[Data items]

· · ·

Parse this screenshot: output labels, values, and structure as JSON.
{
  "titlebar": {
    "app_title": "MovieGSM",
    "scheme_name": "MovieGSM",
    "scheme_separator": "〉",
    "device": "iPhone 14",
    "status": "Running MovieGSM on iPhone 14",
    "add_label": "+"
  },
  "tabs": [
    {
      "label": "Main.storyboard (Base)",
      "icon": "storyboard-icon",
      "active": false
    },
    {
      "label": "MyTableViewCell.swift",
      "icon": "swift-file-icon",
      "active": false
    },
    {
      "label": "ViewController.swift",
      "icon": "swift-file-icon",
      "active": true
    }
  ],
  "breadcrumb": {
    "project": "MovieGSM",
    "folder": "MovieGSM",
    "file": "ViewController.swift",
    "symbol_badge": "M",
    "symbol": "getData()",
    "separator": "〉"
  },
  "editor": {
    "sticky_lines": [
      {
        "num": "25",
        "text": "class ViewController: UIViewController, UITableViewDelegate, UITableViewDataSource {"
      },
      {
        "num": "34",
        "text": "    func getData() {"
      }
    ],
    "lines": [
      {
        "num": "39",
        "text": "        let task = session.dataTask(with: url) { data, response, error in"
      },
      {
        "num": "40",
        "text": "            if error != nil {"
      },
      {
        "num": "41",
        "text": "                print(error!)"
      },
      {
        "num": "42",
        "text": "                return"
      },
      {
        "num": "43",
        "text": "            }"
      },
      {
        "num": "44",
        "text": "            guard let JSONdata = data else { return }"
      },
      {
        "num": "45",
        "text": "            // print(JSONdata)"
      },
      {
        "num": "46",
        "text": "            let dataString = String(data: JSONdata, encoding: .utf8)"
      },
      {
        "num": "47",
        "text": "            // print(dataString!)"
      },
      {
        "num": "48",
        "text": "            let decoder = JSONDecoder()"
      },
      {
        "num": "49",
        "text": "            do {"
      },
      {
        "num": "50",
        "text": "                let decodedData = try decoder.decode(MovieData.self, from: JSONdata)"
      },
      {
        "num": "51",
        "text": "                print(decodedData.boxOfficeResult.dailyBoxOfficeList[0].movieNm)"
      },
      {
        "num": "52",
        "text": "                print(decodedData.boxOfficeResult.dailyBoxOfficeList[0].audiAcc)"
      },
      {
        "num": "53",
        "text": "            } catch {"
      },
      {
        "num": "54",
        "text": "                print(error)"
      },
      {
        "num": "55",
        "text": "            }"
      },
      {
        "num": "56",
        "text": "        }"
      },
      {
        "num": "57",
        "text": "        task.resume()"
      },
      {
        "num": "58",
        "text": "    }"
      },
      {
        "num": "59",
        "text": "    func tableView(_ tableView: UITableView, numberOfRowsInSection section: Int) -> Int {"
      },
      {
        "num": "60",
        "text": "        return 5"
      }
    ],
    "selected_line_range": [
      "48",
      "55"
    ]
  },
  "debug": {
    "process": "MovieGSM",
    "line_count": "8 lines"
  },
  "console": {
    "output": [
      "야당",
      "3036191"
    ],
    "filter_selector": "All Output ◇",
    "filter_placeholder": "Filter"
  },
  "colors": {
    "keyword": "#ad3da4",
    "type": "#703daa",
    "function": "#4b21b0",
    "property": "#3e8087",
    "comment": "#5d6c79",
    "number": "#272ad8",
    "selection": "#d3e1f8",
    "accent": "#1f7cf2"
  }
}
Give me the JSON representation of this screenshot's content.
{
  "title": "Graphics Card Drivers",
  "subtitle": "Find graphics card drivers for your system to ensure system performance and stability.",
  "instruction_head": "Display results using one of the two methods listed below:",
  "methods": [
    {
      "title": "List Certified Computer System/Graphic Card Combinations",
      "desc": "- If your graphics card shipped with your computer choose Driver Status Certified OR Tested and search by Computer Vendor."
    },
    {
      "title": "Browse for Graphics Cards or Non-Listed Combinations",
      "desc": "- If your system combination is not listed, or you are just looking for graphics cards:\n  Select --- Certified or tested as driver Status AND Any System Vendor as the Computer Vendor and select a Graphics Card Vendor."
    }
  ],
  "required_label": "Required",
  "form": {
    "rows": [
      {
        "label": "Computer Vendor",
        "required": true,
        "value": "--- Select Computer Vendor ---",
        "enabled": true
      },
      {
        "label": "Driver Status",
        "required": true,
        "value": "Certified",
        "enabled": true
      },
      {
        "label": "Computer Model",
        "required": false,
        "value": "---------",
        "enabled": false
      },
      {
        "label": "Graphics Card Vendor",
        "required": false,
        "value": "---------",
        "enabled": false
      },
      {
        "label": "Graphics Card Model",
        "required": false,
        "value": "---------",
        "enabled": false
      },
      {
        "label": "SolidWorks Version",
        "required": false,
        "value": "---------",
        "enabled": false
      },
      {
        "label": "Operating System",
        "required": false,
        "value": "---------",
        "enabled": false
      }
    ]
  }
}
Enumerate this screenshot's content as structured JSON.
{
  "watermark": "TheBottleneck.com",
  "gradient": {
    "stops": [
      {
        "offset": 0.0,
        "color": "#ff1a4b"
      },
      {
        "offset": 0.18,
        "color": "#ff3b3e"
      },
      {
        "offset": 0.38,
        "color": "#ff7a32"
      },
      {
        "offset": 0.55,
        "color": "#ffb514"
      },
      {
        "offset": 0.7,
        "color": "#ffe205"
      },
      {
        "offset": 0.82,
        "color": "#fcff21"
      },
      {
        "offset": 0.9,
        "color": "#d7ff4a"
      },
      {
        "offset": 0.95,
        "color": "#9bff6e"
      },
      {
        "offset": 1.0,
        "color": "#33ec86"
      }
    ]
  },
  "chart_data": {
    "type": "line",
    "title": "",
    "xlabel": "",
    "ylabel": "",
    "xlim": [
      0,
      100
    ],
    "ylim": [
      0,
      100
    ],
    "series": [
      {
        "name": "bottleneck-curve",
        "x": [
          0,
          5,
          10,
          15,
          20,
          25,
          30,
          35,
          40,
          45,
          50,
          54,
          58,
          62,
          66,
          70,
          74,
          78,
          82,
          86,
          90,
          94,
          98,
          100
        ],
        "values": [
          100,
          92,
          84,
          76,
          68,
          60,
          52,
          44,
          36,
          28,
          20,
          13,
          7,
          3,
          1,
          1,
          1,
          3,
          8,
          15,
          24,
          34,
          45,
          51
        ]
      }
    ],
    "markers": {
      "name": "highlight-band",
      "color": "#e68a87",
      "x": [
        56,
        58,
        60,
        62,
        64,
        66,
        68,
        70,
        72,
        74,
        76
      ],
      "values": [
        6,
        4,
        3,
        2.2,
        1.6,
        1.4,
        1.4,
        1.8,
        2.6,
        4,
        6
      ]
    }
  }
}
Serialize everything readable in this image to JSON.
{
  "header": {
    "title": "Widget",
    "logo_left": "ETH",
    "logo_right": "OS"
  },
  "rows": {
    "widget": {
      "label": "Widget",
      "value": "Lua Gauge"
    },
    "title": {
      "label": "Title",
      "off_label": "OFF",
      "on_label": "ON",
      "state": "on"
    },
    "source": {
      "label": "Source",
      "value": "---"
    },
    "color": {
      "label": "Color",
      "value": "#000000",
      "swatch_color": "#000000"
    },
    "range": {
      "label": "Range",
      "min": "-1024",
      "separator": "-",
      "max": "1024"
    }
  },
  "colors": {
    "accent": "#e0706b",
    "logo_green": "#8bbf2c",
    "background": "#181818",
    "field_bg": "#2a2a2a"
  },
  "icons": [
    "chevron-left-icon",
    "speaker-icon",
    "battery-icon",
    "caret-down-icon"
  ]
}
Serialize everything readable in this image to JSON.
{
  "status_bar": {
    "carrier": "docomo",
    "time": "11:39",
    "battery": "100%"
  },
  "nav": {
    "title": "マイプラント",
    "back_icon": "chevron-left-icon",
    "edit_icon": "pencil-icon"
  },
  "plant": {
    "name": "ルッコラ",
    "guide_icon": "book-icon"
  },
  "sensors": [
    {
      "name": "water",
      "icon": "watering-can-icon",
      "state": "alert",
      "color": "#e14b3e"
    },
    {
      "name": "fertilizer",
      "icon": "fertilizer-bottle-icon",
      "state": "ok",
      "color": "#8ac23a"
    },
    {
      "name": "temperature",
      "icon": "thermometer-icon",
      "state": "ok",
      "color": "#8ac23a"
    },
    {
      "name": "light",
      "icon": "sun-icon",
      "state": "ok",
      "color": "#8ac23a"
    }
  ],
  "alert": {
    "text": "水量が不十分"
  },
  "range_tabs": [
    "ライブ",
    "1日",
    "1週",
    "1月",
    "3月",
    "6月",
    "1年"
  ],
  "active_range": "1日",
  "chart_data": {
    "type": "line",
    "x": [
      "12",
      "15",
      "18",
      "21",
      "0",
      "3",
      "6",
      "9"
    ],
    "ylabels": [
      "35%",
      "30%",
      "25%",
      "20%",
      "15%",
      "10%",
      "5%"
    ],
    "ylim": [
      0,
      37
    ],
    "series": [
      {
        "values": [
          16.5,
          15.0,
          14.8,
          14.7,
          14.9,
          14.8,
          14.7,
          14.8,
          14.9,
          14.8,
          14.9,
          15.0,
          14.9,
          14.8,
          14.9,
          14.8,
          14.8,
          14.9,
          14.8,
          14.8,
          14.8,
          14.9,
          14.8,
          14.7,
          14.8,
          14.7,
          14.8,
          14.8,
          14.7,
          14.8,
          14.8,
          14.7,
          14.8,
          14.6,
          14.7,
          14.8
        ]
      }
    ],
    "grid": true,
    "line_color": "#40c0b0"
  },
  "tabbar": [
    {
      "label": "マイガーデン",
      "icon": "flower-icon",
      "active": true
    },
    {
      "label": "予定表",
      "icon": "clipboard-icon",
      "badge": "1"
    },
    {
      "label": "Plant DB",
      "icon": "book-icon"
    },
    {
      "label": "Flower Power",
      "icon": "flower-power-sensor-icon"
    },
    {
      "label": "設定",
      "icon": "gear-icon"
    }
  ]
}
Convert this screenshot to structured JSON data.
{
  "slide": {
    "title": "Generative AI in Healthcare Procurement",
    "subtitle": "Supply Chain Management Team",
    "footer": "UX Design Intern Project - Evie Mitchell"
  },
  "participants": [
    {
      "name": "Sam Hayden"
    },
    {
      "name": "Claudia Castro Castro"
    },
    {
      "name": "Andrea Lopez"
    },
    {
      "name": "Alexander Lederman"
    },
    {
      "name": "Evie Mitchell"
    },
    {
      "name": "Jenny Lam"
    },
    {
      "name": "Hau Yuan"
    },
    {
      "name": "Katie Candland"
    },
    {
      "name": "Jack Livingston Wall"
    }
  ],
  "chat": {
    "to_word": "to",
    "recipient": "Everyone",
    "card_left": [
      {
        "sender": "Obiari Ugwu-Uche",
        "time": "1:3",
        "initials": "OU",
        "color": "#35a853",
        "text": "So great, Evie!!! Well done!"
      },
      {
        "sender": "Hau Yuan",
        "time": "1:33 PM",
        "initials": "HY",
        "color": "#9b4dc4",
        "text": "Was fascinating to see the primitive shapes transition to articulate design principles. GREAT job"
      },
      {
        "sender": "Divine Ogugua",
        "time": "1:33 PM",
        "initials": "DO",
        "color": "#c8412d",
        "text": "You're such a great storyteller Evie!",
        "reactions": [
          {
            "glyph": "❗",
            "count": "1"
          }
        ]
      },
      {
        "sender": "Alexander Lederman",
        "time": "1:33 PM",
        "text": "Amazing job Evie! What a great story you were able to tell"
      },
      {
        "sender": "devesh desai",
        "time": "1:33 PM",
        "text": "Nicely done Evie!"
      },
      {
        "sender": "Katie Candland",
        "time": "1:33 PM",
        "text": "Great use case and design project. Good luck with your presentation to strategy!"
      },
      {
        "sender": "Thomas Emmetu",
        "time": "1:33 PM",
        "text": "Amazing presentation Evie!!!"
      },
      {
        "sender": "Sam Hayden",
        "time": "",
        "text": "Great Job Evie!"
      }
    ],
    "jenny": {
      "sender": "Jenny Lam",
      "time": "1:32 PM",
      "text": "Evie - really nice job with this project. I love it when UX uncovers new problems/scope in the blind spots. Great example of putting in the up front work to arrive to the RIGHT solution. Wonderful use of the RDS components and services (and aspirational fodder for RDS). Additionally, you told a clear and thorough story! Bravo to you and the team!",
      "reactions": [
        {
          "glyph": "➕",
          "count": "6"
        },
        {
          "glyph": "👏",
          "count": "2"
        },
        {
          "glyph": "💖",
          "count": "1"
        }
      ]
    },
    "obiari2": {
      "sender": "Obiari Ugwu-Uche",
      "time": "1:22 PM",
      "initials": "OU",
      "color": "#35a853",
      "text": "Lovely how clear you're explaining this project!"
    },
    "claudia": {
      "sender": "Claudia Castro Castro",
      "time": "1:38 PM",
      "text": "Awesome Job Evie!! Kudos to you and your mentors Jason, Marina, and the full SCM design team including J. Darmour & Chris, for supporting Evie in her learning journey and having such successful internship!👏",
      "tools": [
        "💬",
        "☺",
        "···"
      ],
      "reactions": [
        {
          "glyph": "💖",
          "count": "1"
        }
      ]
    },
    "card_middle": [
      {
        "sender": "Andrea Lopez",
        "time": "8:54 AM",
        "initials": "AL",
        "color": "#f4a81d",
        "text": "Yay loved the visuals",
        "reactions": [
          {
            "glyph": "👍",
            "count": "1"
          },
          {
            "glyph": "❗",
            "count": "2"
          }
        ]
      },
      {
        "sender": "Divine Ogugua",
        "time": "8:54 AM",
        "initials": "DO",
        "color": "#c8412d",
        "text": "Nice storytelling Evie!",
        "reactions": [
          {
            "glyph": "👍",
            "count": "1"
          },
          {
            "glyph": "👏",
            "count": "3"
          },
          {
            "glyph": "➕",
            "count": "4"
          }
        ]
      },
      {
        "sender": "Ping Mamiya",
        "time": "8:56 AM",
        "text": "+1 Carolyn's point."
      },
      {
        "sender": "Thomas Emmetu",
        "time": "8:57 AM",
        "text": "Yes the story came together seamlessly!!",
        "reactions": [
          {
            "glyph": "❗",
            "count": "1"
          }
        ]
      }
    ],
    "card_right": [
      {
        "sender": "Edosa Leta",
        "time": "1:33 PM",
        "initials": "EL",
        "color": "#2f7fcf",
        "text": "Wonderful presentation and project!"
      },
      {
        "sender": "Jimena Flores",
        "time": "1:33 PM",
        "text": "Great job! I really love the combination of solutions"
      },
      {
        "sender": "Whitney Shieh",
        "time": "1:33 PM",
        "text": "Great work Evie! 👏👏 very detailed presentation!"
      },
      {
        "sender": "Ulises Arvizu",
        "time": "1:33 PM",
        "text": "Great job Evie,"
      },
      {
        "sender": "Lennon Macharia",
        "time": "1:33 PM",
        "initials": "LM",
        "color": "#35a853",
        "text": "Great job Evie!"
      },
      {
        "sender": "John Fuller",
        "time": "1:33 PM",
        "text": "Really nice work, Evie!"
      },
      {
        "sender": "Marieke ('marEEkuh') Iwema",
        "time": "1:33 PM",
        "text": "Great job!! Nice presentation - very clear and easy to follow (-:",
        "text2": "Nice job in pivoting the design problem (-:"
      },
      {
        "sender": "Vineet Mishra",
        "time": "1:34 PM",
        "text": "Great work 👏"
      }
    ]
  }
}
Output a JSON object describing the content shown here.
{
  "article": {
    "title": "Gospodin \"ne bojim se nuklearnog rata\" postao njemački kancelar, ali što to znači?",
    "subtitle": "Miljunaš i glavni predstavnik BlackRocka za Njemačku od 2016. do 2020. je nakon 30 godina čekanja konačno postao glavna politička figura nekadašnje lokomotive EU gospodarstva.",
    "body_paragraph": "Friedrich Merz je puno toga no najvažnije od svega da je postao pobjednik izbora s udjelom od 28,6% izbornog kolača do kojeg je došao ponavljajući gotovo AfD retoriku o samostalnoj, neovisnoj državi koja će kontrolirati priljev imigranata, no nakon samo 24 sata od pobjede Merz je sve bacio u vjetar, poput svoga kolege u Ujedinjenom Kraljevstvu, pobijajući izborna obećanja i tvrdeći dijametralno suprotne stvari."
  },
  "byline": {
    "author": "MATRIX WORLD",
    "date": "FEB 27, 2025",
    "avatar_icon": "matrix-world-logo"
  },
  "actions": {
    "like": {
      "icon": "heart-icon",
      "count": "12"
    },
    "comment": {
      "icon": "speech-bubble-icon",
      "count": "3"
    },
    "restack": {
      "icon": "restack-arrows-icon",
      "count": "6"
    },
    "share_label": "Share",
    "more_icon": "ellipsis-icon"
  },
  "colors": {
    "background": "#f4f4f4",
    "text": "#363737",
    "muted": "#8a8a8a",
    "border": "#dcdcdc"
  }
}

· · ·

● WORK TO DO: Find and copy every line in the entries above where the string "clear" occurs.

● COMPLETE ANSWER:
      "text": "Evie - really nice job with this project. I love it when UX uncovers new problems/scope in the blind spots. Great example of putting in the up front work to arrive to the RIGHT solution. Wonderful use of the RDS components and services (and aspirational fodder for RDS). Additionally, you told a clear and thorough story! Bravo to you and the team!",
      "text": "Lovely how clear you're explaining this project!"
        "text": "Great job!! Nice presentation - very clear and easy to follow (-:",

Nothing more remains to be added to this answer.